— START Exercise material —

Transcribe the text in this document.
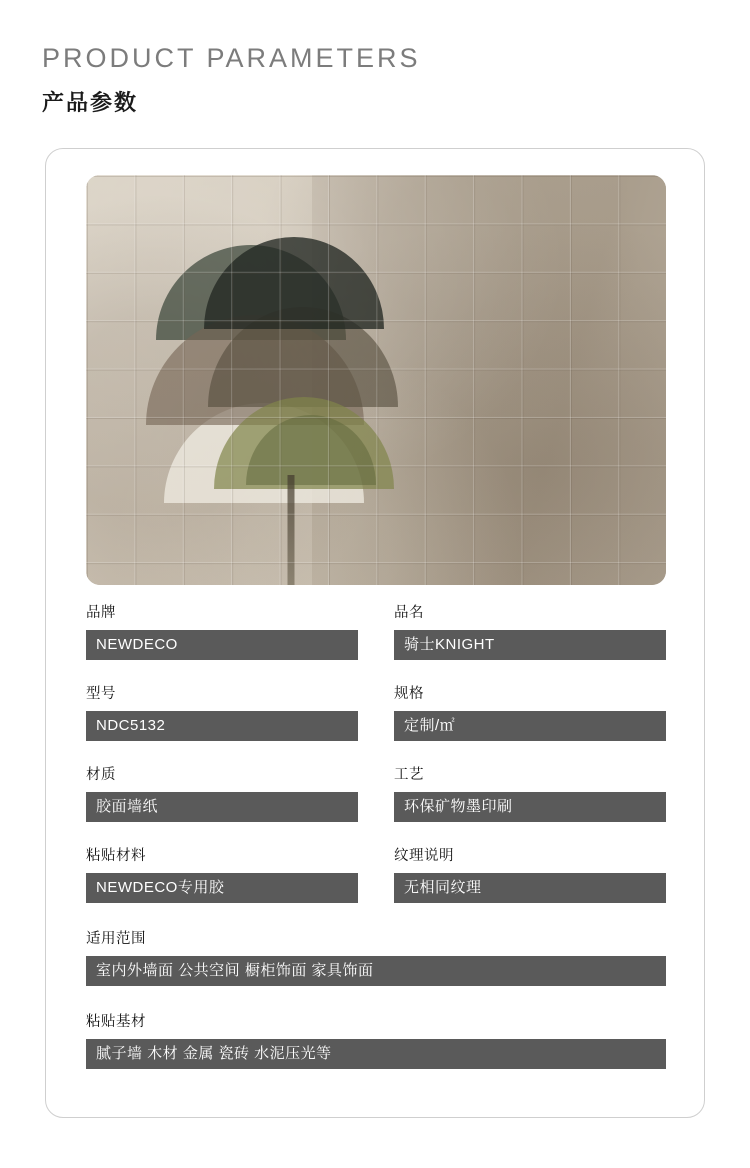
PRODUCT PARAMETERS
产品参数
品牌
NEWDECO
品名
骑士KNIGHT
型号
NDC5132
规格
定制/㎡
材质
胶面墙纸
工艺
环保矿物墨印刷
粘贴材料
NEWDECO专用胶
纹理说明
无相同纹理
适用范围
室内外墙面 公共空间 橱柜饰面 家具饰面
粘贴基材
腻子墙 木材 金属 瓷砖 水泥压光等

— END Exercise material —

--- The problem ---
Repeat the material exactly as it reads, without any of its pictures.

--- Task result ---
Transcribe the text in this document.
PRODUCT PARAMETERS
产品参数
品牌
NEWDECO
品名
骑士KNIGHT
型号
NDC5132
规格
定制/㎡
材质
胶面墙纸
工艺
环保矿物墨印刷
粘贴材料
NEWDECO专用胶
纹理说明
无相同纹理
适用范围
室内外墙面 公共空间 橱柜饰面 家具饰面
粘贴基材
腻子墙 木材 金属 瓷砖 水泥压光等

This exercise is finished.